**Aim:** Below are some entries. Copy each line that holds the string "Lozano".

● ● ● ● ●

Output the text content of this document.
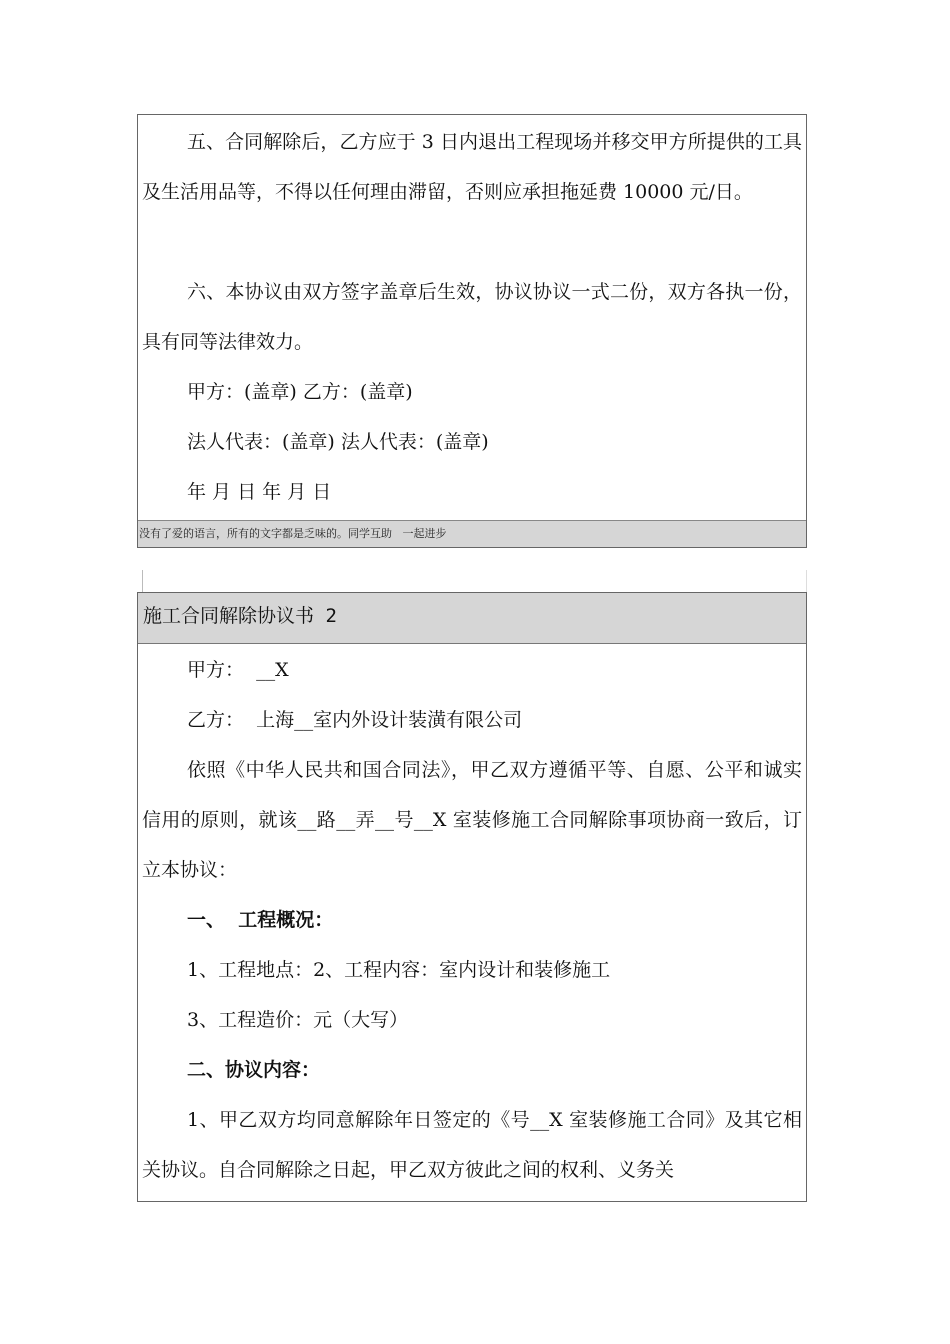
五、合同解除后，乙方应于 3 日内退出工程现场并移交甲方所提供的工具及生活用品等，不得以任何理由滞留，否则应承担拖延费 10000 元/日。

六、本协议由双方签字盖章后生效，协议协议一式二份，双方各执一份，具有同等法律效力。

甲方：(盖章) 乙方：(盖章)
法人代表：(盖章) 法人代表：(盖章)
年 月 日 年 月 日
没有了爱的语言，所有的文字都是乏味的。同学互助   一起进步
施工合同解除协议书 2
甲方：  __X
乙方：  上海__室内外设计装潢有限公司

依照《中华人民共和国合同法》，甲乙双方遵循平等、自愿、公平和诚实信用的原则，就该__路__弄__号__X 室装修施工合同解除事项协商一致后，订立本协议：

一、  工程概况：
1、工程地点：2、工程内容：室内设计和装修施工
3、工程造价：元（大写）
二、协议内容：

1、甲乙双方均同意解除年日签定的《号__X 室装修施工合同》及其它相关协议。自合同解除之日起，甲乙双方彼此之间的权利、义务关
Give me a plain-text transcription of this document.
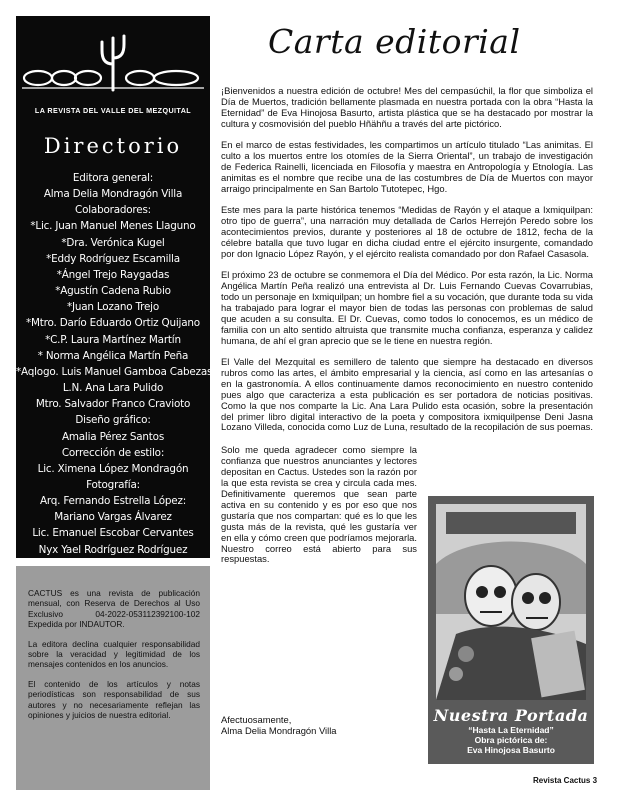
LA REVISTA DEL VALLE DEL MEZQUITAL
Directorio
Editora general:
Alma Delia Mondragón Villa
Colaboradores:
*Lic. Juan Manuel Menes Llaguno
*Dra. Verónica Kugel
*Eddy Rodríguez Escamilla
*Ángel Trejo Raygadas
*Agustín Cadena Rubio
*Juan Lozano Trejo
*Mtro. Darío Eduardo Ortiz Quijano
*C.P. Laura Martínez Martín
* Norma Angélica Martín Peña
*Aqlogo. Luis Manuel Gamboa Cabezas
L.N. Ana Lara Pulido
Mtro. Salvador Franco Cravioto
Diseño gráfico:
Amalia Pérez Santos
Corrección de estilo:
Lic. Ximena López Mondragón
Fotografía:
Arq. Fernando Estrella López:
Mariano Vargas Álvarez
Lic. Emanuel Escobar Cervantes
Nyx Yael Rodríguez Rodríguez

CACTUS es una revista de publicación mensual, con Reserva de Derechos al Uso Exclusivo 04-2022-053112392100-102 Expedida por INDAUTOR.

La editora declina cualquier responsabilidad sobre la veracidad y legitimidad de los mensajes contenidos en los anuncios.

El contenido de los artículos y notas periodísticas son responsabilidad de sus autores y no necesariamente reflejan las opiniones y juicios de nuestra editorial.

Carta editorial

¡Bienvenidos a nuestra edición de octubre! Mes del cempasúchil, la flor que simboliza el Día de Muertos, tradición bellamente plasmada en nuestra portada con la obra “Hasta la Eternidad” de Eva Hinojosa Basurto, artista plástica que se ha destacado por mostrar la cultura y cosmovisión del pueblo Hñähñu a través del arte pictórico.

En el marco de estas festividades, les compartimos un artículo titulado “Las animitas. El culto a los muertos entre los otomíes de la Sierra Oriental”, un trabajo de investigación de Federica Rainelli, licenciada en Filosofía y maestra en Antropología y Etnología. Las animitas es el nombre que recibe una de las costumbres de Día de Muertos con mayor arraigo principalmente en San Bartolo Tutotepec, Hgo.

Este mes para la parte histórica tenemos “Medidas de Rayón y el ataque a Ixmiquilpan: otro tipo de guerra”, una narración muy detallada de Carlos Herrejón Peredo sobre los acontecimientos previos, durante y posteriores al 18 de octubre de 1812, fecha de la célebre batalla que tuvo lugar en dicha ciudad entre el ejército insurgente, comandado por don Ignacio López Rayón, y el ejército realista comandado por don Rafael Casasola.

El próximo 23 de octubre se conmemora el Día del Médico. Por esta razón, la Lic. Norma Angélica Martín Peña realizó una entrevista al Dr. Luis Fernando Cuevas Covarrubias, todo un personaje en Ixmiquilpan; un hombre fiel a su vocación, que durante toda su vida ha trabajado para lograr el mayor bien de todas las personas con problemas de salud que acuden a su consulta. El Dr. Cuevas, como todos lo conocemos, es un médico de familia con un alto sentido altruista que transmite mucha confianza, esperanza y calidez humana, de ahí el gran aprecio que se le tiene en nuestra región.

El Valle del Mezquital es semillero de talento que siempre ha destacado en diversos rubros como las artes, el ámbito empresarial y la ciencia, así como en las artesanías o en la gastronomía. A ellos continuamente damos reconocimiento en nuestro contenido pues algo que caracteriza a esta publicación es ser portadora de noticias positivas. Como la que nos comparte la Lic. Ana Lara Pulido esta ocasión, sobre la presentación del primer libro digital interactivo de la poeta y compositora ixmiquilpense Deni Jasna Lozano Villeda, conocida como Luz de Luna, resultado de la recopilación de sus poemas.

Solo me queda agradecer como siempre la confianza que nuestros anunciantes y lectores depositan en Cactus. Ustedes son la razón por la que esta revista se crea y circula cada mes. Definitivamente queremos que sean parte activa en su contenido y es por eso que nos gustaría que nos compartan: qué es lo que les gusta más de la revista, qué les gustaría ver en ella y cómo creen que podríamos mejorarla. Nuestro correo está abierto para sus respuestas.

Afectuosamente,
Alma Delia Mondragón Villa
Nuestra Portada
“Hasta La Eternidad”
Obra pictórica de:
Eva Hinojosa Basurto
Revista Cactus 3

● ● ● ● ●

**Exercise answer:**
*Juan Lozano Trejo
El Valle del Mezquital es semillero de talento que siempre ha destacado en diversos rubros como las artes, el ámbito empresarial y la ciencia, así como en las artesanías o en la gastronomía. A ellos continuamente damos reconocimiento en nuestro contenido pues algo que caracteriza a esta publicación es ser portadora de noticias positivas. Como la que nos comparte la Lic. Ana Lara Pulido esta ocasión, sobre la presentación del primer libro digital interactivo de la poeta y compositora ixmiquilpense Deni Jasna Lozano Villeda, conocida como Luz de Luna, resultado de la recopilación de sus poemas.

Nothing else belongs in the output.